→ **THE PROBLEM**: Output each line of the material exactly as it stands.

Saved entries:
-- Start --
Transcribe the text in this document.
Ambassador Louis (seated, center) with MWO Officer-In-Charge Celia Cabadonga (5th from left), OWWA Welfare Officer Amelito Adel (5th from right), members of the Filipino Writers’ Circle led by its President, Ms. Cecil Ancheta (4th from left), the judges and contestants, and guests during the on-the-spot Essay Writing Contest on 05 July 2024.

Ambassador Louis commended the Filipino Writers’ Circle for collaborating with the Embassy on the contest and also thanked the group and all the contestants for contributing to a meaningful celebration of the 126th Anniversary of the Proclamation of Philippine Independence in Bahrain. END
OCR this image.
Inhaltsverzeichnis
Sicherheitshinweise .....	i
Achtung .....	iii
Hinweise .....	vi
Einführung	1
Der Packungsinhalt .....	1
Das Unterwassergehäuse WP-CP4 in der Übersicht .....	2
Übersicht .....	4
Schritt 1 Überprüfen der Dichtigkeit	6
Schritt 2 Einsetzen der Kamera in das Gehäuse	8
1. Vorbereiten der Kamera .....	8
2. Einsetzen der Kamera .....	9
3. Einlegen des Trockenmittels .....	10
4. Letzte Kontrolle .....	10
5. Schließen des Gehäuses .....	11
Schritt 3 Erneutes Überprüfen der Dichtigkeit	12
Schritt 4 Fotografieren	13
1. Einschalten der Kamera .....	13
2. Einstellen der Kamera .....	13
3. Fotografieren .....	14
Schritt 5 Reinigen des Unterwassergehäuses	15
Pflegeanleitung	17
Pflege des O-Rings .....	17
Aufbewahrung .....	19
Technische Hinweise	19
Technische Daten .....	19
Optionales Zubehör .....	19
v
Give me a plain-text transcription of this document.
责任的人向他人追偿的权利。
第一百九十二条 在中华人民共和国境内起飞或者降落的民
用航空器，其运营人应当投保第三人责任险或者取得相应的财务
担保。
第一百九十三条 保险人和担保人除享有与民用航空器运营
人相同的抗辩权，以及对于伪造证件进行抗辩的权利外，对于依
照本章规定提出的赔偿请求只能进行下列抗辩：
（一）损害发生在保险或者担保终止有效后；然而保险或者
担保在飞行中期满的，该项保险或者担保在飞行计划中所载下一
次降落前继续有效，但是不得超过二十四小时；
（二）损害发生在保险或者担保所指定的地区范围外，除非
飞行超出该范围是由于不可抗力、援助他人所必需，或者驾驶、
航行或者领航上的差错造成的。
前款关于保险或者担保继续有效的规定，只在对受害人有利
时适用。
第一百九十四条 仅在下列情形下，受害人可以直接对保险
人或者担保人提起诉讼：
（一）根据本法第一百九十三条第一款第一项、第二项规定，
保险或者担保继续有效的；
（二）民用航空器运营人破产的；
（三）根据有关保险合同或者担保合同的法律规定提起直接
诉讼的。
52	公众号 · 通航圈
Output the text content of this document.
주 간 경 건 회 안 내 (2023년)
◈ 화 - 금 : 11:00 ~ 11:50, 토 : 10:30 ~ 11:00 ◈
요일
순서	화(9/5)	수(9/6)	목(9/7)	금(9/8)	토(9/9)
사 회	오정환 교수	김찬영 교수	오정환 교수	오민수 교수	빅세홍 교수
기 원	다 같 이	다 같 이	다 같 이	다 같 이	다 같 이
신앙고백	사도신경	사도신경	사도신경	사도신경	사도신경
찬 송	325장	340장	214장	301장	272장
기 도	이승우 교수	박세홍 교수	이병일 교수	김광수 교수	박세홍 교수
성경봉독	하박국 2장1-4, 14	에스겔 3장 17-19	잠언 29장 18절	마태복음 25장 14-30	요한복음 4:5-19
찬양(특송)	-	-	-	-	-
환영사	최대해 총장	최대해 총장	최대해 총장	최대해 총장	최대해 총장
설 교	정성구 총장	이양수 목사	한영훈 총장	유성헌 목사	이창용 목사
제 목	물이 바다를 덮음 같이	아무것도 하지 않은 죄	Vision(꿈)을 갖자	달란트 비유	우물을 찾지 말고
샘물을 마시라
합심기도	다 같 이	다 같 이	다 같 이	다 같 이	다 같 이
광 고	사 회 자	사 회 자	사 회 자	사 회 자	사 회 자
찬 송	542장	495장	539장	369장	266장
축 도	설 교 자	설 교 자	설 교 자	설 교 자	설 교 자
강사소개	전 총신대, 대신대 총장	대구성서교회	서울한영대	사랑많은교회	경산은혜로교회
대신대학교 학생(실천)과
-- End --
→ **REPLY**:
Transcribe the text in this document.
Ambassador Louis (seated, center) with MWO Officer-In-Charge Celia Cabadonga (5th from left), OWWA Welfare Officer Amelito Adel (5th from right), members of the Filipino Writers’ Circle led by its President, Ms. Cecil Ancheta (4th from left), the judges and contestants, and guests during the on-the-spot Essay Writing Contest on 05 July 2024.

Ambassador Louis commended the Filipino Writers’ Circle for collaborating with the Embassy on the contest and also thanked the group and all the contestants for contributing to a meaningful celebration of the 126th Anniversary of the Proclamation of Philippine Independence in Bahrain. END
OCR this image.
Inhaltsverzeichnis
Sicherheitshinweise .....	i
Achtung .....	iii
Hinweise .....	vi
Einführung	1
Der Packungsinhalt .....	1
Das Unterwassergehäuse WP-CP4 in der Übersicht .....	2
Übersicht .....	4
Schritt 1 Überprüfen der Dichtigkeit	6
Schritt 2 Einsetzen der Kamera in das Gehäuse	8
1. Vorbereiten der Kamera .....	8
2. Einsetzen der Kamera .....	9
3. Einlegen des Trockenmittels .....	10
4. Letzte Kontrolle .....	10
5. Schließen des Gehäuses .....	11
Schritt 3 Erneutes Überprüfen der Dichtigkeit	12
Schritt 4 Fotografieren	13
1. Einschalten der Kamera .....	13
2. Einstellen der Kamera .....	13
3. Fotografieren .....	14
Schritt 5 Reinigen des Unterwassergehäuses	15
Pflegeanleitung	17
Pflege des O-Rings .....	17
Aufbewahrung .....	19
Technische Hinweise	19
Technische Daten .....	19
Optionales Zubehör .....	19
v
Give me a plain-text transcription of this document.
责任的人向他人追偿的权利。
第一百九十二条 在中华人民共和国境内起飞或者降落的民
用航空器，其运营人应当投保第三人责任险或者取得相应的财务
担保。
第一百九十三条 保险人和担保人除享有与民用航空器运营
人相同的抗辩权，以及对于伪造证件进行抗辩的权利外，对于依
照本章规定提出的赔偿请求只能进行下列抗辩：
（一）损害发生在保险或者担保终止有效后；然而保险或者
担保在飞行中期满的，该项保险或者担保在飞行计划中所载下一
次降落前继续有效，但是不得超过二十四小时；
（二）损害发生在保险或者担保所指定的地区范围外，除非
飞行超出该范围是由于不可抗力、援助他人所必需，或者驾驶、
航行或者领航上的差错造成的。
前款关于保险或者担保继续有效的规定，只在对受害人有利
时适用。
第一百九十四条 仅在下列情形下，受害人可以直接对保险
人或者担保人提起诉讼：
（一）根据本法第一百九十三条第一款第一项、第二项规定，
保险或者担保继续有效的；
（二）民用航空器运营人破产的；
（三）根据有关保险合同或者担保合同的法律规定提起直接
诉讼的。
52	公众号 · 通航圈
Output the text content of this document.
주 간 경 건 회 안 내 (2023년)
◈ 화 - 금 : 11:00 ~ 11:50, 토 : 10:30 ~ 11:00 ◈
요일
순서	화(9/5)	수(9/6)	목(9/7)	금(9/8)	토(9/9)
사 회	오정환 교수	김찬영 교수	오정환 교수	오민수 교수	빅세홍 교수
기 원	다 같 이	다 같 이	다 같 이	다 같 이	다 같 이
신앙고백	사도신경	사도신경	사도신경	사도신경	사도신경
찬 송	325장	340장	214장	301장	272장
기 도	이승우 교수	박세홍 교수	이병일 교수	김광수 교수	박세홍 교수
성경봉독	하박국 2장1-4, 14	에스겔 3장 17-19	잠언 29장 18절	마태복음 25장 14-30	요한복음 4:5-19
찬양(특송)	-	-	-	-	-
환영사	최대해 총장	최대해 총장	최대해 총장	최대해 총장	최대해 총장
설 교	정성구 총장	이양수 목사	한영훈 총장	유성헌 목사	이창용 목사
제 목	물이 바다를 덮음 같이	아무것도 하지 않은 죄	Vision(꿈)을 갖자	달란트 비유	우물을 찾지 말고
샘물을 마시라
합심기도	다 같 이	다 같 이	다 같 이	다 같 이	다 같 이
광 고	사 회 자	사 회 자	사 회 자	사 회 자	사 회 자
찬 송	542장	495장	539장	369장	266장
축 도	설 교 자	설 교 자	설 교 자	설 교 자	설 교 자
강사소개	전 총신대, 대신대 총장	대구성서교회	서울한영대	사랑많은교회	경산은혜로교회
대신대학교 학생(실천)과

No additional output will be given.